> Records contained in a dataset:
********************

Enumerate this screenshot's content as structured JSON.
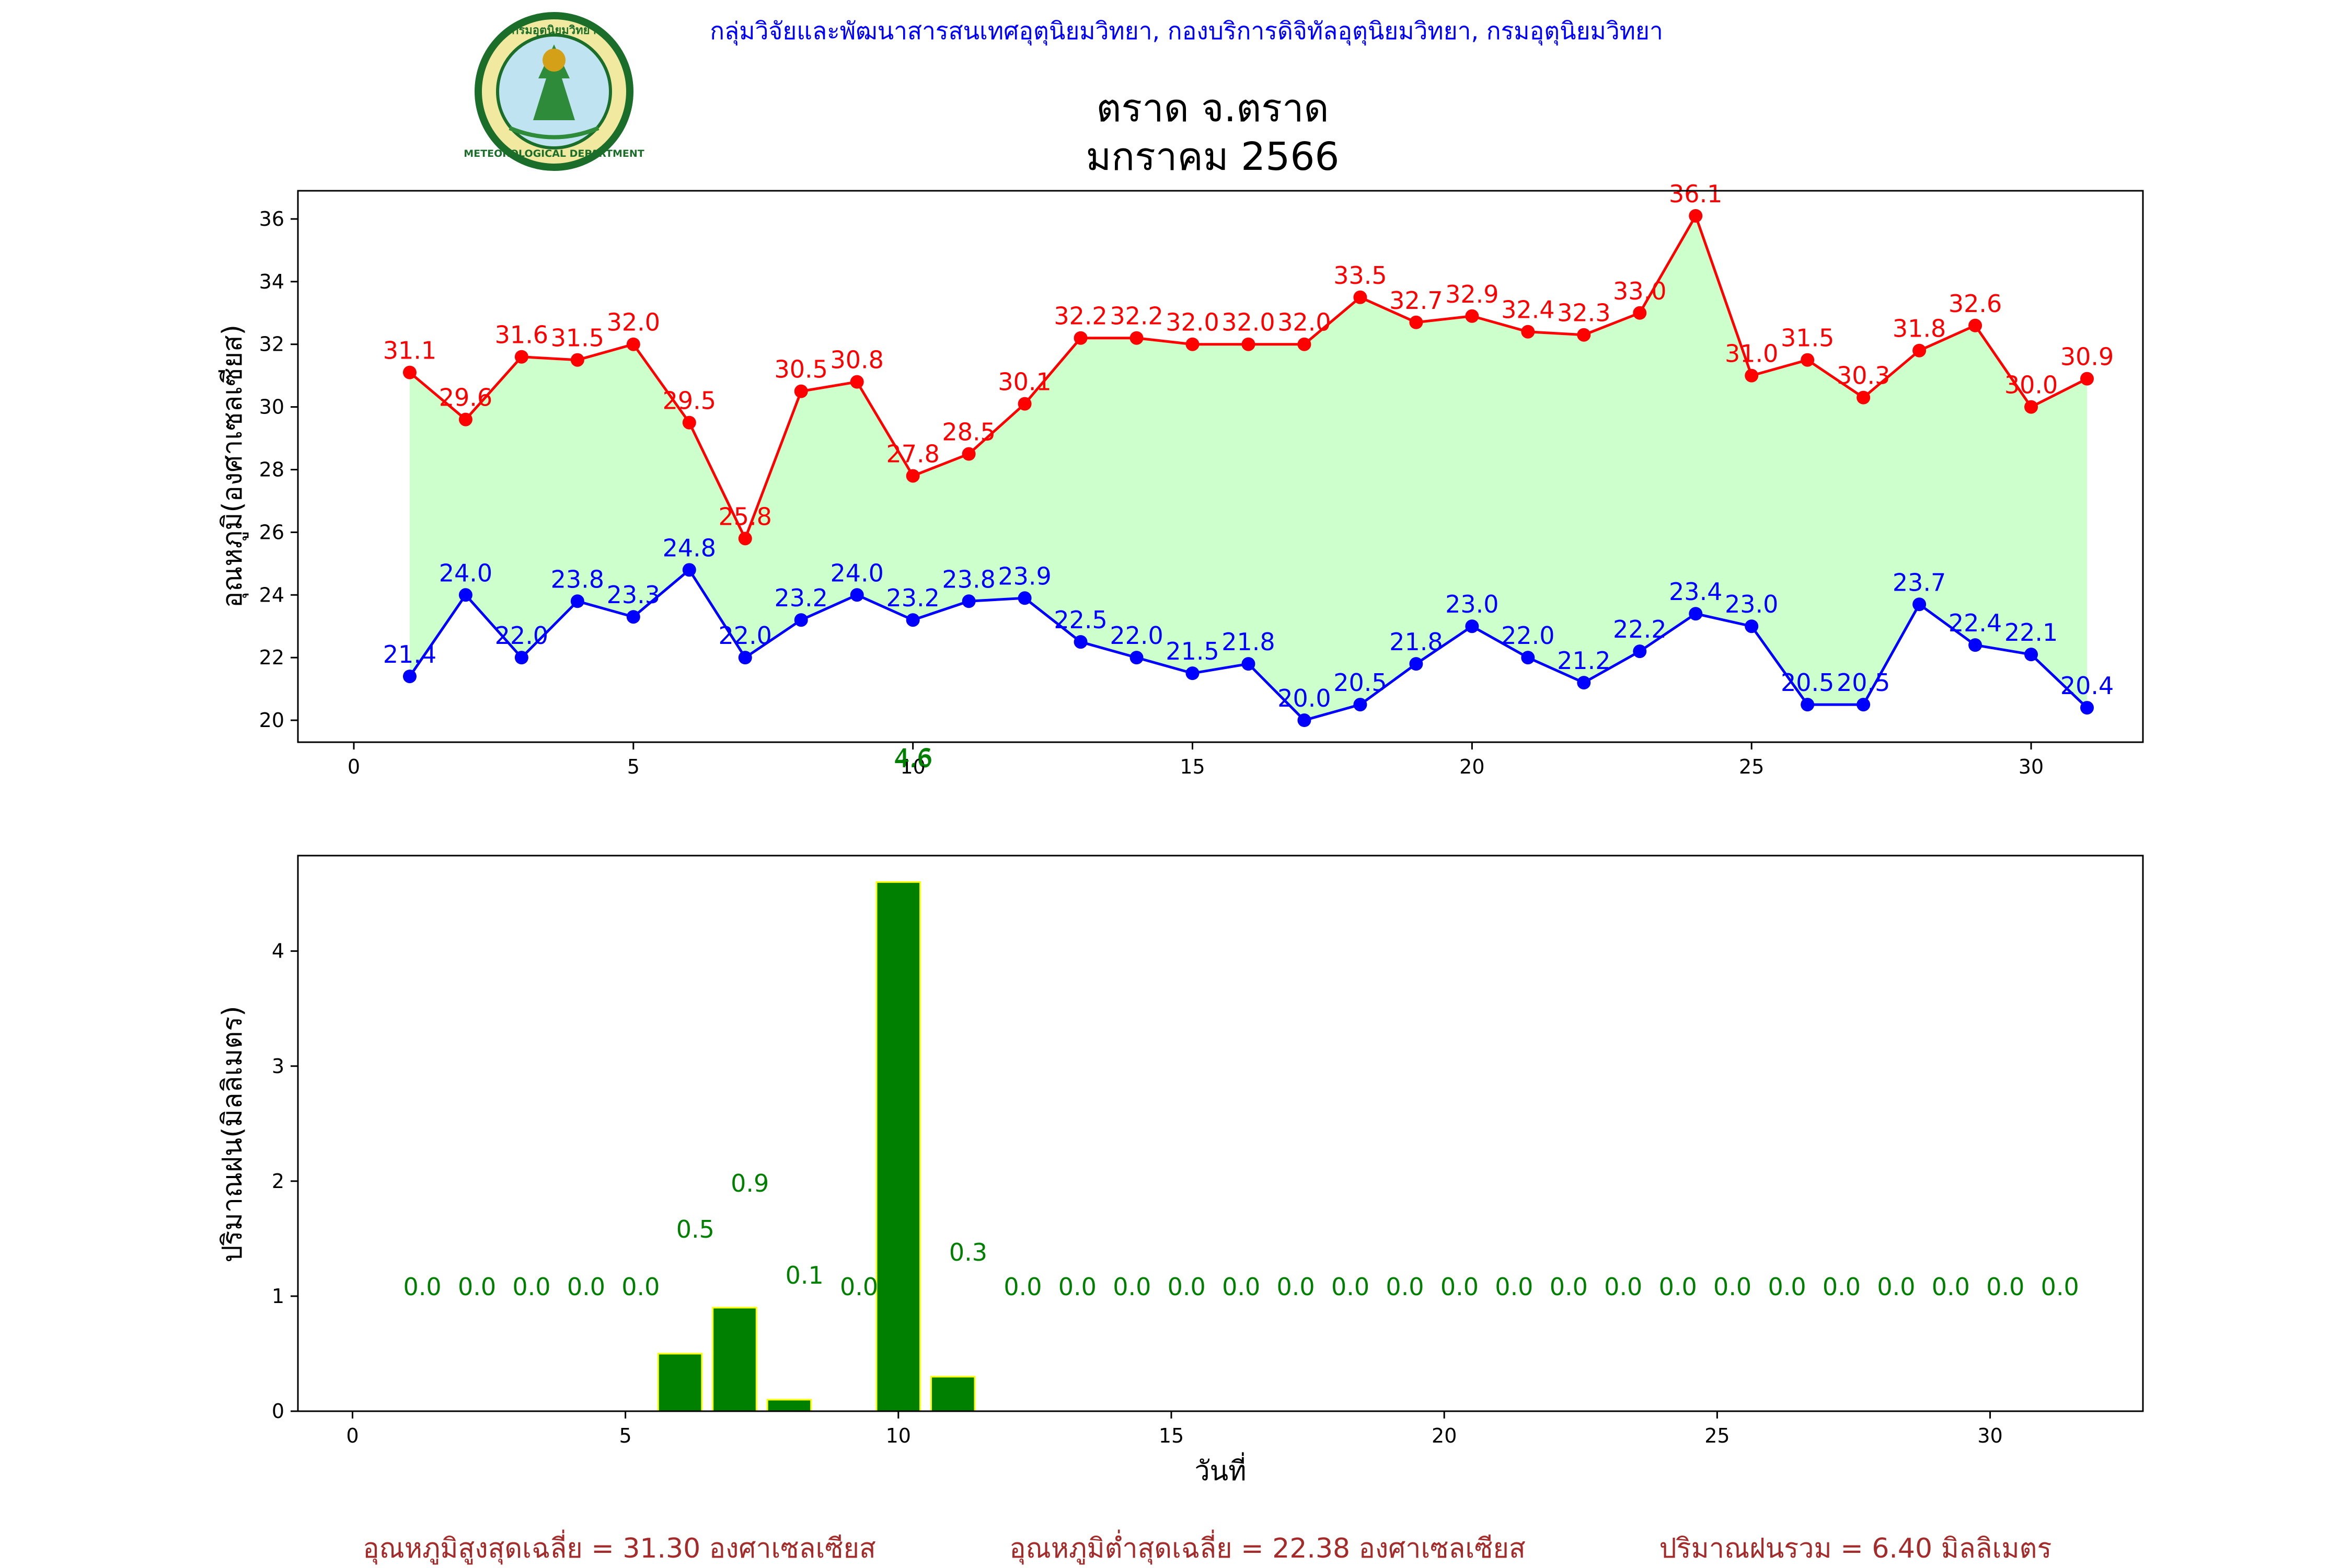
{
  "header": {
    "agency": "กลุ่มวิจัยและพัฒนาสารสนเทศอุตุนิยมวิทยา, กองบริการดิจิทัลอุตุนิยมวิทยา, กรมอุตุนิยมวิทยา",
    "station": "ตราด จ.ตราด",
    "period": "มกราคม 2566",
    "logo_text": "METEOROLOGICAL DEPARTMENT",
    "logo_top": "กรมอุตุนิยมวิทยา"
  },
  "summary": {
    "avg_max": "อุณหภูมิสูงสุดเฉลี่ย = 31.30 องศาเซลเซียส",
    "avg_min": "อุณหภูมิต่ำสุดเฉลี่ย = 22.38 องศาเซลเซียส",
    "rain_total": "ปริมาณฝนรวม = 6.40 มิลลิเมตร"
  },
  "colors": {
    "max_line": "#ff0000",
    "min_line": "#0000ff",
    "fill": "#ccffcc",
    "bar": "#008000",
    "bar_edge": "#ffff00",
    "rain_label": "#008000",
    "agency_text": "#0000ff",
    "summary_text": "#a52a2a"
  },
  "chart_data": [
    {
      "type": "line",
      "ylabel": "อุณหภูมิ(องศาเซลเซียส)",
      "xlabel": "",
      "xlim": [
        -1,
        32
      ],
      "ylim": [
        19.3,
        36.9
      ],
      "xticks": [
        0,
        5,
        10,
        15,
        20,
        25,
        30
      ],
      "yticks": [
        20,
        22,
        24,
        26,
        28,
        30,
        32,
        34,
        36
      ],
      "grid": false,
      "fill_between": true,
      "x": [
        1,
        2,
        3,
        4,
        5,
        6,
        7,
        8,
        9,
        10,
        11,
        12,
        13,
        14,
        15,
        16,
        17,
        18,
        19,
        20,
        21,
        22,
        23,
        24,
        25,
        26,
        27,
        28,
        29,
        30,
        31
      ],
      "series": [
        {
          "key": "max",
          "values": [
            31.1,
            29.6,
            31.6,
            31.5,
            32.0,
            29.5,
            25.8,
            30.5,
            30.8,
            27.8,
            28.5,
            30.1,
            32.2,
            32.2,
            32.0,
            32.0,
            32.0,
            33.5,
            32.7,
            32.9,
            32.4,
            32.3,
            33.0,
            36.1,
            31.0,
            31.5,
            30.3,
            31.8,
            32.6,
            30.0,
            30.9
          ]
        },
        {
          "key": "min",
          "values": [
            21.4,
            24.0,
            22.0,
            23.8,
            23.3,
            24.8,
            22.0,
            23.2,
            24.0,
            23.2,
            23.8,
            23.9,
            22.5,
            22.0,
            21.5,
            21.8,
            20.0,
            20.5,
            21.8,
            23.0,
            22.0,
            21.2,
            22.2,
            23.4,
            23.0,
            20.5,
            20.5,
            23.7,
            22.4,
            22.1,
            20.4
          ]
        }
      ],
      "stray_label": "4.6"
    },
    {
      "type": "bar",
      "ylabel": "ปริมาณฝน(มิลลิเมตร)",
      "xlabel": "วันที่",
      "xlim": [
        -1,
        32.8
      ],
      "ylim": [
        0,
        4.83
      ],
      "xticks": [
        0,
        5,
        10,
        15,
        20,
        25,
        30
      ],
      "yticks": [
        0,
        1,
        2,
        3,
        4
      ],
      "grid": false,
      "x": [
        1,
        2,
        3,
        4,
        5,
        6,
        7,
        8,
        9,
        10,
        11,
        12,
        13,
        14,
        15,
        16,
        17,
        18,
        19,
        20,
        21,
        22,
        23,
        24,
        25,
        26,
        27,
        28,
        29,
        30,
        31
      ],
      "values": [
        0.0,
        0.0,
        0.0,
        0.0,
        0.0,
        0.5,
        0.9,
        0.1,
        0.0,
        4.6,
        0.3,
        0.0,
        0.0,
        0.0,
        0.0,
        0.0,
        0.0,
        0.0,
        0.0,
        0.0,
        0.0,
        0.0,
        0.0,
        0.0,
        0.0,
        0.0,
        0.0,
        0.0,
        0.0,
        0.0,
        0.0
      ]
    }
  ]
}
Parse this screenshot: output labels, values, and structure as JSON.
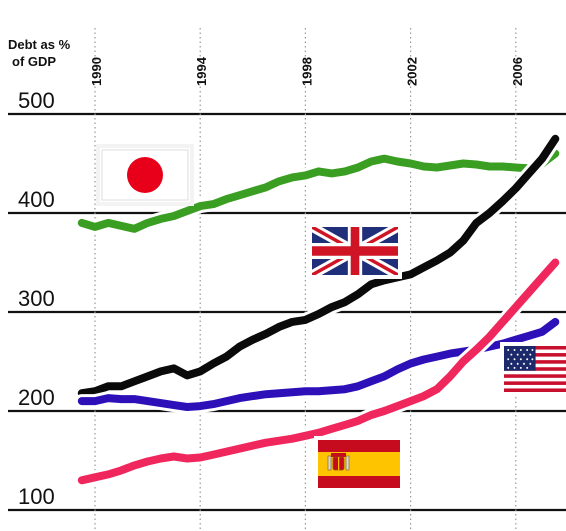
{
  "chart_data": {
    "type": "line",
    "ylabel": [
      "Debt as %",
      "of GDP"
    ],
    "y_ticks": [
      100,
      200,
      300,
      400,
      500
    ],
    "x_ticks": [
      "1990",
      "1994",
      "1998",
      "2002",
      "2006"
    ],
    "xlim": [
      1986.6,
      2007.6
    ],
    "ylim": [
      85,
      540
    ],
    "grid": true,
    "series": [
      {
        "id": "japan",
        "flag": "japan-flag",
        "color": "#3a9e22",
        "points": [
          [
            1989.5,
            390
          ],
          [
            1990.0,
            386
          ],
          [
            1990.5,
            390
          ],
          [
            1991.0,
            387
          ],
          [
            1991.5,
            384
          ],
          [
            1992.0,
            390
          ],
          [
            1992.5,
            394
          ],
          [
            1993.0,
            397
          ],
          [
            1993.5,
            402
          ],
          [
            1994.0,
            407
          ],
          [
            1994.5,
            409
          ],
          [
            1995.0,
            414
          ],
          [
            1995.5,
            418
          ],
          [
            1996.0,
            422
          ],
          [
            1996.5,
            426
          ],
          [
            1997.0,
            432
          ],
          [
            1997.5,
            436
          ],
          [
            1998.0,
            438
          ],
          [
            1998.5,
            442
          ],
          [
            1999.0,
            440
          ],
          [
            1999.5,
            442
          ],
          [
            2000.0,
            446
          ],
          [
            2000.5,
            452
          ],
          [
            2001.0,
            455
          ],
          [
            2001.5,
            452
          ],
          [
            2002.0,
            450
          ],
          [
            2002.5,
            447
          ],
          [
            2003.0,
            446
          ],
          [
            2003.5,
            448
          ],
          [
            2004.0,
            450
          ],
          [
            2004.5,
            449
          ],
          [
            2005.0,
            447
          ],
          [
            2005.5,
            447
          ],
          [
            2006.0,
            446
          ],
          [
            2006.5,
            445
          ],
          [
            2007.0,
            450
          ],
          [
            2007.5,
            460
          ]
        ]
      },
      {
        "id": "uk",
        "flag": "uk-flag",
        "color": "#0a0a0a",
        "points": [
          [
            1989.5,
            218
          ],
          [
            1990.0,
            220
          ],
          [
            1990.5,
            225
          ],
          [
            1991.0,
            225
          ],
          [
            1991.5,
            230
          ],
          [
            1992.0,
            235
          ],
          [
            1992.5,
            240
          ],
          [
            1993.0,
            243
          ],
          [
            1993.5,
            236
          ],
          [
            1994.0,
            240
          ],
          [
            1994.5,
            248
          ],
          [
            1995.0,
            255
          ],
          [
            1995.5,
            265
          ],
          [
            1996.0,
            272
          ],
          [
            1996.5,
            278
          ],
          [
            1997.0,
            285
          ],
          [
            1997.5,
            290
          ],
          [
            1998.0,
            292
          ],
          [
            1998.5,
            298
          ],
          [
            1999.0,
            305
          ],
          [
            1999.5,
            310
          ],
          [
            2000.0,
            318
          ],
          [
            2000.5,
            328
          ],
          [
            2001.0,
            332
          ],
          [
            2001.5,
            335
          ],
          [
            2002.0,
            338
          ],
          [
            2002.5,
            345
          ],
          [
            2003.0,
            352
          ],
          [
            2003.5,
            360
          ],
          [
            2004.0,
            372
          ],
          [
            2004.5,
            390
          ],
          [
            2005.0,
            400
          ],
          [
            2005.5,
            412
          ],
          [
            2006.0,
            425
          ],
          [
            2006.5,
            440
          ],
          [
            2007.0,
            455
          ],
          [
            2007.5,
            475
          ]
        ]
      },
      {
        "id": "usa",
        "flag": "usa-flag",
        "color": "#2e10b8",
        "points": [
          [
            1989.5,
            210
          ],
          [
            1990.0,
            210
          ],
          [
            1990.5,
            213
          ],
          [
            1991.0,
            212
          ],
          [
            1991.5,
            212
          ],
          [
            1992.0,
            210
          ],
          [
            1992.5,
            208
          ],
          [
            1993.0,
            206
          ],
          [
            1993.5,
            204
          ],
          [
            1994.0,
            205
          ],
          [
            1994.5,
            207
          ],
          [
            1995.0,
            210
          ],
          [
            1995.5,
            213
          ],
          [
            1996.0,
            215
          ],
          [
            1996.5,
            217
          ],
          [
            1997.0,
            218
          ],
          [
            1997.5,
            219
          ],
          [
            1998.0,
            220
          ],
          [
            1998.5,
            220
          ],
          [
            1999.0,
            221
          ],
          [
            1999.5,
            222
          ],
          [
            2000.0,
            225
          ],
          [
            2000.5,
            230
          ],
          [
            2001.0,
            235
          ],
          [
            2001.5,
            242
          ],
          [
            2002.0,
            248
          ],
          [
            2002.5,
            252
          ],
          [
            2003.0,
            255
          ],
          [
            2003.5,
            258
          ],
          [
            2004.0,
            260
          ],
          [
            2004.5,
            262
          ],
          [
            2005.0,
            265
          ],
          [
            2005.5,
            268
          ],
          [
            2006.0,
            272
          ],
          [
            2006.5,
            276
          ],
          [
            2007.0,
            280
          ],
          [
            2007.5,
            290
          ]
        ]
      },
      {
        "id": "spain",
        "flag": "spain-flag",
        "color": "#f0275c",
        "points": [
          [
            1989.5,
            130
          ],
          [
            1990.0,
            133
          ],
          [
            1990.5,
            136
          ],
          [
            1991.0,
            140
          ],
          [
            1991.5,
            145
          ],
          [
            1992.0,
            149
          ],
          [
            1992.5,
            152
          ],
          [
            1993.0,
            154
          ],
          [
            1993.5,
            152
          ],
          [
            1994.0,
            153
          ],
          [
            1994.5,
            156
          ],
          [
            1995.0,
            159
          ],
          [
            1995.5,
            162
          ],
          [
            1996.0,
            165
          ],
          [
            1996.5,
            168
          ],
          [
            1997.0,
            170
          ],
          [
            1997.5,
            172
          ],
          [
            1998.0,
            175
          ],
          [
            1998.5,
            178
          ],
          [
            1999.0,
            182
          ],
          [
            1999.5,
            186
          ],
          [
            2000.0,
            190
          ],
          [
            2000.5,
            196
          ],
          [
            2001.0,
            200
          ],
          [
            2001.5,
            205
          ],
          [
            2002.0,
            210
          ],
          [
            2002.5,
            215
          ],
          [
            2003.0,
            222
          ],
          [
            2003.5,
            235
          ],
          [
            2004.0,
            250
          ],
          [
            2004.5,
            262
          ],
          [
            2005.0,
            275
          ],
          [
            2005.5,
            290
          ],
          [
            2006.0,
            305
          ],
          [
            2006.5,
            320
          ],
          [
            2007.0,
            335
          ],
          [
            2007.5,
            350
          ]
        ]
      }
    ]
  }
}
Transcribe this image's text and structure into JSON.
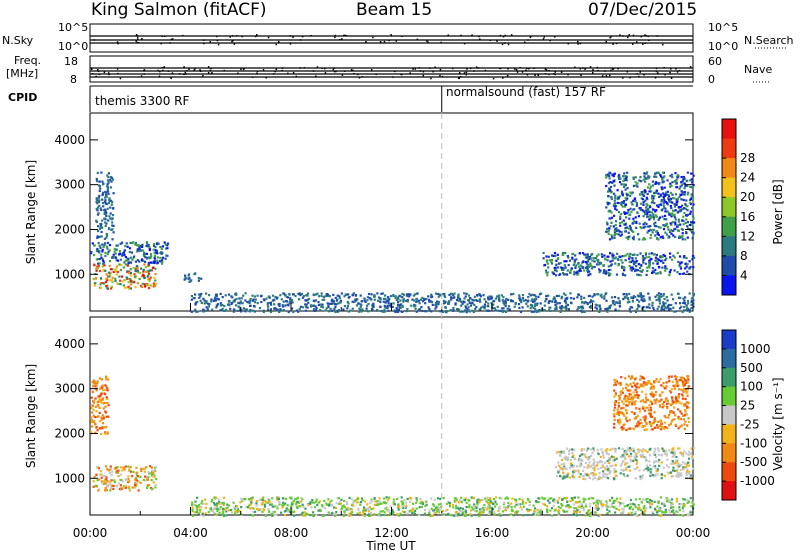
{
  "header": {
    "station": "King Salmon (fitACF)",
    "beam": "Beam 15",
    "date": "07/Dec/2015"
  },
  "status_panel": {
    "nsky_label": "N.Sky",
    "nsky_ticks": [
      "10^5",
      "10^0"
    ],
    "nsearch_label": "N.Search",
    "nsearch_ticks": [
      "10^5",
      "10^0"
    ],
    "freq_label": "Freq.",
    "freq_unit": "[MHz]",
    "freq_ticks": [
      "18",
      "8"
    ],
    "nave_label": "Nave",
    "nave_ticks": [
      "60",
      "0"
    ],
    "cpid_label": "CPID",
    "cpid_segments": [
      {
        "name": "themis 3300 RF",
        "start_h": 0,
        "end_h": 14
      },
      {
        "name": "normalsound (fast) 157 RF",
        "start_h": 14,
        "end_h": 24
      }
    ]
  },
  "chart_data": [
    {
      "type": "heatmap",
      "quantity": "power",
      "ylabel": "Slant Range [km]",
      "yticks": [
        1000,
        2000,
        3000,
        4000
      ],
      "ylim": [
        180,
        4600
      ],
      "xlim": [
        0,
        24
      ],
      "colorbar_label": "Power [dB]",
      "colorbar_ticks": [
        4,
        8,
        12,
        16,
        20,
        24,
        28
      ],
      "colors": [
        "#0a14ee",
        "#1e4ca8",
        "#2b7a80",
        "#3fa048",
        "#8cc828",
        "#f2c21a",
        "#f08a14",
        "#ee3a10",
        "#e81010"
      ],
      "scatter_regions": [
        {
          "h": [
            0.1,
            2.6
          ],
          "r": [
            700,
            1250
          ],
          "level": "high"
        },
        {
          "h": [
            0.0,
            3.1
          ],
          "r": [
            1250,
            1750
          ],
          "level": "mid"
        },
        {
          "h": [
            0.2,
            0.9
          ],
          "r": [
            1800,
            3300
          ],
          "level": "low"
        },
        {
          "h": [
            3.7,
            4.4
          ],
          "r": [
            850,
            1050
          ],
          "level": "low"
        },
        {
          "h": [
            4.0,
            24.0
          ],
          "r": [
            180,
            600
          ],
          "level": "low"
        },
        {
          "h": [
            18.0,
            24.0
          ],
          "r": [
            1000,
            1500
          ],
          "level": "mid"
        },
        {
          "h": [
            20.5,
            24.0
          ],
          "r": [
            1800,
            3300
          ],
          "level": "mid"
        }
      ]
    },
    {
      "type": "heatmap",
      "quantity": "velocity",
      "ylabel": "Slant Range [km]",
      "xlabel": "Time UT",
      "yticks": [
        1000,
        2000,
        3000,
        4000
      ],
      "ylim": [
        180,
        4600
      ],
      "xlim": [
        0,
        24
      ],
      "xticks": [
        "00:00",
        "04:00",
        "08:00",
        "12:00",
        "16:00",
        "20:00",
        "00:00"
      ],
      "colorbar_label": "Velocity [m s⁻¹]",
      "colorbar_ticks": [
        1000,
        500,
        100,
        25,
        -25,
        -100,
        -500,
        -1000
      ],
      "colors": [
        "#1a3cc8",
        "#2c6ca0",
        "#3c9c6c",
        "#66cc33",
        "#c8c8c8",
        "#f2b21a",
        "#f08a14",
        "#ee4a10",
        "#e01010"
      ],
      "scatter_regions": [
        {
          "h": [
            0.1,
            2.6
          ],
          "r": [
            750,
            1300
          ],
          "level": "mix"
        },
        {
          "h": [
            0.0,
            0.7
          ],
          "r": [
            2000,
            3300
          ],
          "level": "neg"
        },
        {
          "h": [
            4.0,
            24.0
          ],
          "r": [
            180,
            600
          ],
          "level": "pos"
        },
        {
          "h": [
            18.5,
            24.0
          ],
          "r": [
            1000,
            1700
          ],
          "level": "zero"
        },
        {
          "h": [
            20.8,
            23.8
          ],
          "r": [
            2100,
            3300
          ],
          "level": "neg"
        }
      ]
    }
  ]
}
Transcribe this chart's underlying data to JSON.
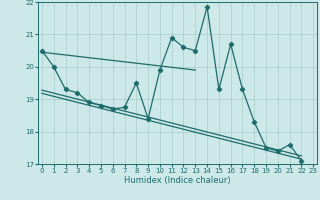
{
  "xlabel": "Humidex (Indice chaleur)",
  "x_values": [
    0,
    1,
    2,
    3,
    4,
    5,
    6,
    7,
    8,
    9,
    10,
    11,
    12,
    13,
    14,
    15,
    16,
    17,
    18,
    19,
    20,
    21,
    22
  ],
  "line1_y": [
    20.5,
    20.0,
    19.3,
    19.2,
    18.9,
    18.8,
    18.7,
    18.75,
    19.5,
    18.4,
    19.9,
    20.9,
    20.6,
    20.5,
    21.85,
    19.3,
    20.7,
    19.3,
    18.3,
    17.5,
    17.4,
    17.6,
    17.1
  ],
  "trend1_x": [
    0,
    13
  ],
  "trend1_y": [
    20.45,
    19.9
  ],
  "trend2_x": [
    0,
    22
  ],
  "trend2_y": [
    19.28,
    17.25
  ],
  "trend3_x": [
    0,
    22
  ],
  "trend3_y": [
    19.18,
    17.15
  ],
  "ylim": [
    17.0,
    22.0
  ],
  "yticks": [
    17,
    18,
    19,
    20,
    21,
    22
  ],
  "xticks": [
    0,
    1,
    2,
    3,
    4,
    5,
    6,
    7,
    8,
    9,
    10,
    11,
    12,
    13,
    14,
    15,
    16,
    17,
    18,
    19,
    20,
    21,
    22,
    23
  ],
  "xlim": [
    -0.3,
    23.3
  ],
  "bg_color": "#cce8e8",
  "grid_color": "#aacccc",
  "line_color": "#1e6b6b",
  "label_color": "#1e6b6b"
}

********************

> REQUIRED WORK: Your task is to pick out every line with the string "station" and copy it.

> WRITTEN RESPONSE:
    "station": "ตราด จ.ตราด",
    "station": "King Salmon (fitACF)",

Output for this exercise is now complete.